- Problem requirements: State how many lines in the listing below include the word "的前n项和", and add nothing besides the number.

- Items:
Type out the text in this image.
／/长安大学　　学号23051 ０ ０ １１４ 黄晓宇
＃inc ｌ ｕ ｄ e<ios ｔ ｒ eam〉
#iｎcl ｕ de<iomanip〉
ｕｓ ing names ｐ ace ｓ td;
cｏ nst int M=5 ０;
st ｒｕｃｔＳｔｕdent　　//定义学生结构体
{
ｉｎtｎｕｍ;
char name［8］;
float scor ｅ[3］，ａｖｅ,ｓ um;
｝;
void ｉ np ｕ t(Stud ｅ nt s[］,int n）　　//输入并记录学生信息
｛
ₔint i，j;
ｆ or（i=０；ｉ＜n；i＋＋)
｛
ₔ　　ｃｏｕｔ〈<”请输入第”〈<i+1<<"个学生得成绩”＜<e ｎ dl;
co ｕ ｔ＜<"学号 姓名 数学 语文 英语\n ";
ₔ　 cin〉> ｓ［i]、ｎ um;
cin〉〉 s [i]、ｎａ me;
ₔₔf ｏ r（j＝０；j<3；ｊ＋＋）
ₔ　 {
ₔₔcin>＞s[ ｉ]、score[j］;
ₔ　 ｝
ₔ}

* * *

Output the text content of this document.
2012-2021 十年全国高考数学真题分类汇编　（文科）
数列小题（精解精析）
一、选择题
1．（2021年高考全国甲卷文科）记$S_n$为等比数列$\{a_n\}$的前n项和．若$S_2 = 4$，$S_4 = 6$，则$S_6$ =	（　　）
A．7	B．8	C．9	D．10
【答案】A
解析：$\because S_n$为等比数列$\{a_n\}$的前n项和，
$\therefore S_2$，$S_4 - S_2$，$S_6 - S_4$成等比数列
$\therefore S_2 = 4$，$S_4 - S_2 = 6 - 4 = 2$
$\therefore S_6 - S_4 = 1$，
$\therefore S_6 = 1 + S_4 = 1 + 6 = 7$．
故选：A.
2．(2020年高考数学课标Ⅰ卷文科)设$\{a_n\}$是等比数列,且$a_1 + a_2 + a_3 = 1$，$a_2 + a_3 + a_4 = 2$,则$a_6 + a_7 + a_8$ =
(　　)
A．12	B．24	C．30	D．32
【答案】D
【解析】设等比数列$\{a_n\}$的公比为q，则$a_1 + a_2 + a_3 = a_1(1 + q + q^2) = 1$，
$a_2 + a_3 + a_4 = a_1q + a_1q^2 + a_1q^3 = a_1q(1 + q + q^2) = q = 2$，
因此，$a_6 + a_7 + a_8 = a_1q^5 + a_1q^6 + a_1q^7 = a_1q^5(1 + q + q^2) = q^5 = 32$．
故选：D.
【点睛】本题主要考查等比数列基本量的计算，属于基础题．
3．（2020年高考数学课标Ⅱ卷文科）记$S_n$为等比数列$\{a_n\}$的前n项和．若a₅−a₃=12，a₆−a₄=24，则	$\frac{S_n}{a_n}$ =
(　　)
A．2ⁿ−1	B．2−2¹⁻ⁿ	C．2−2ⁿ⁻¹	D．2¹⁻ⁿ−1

- Correct response: 3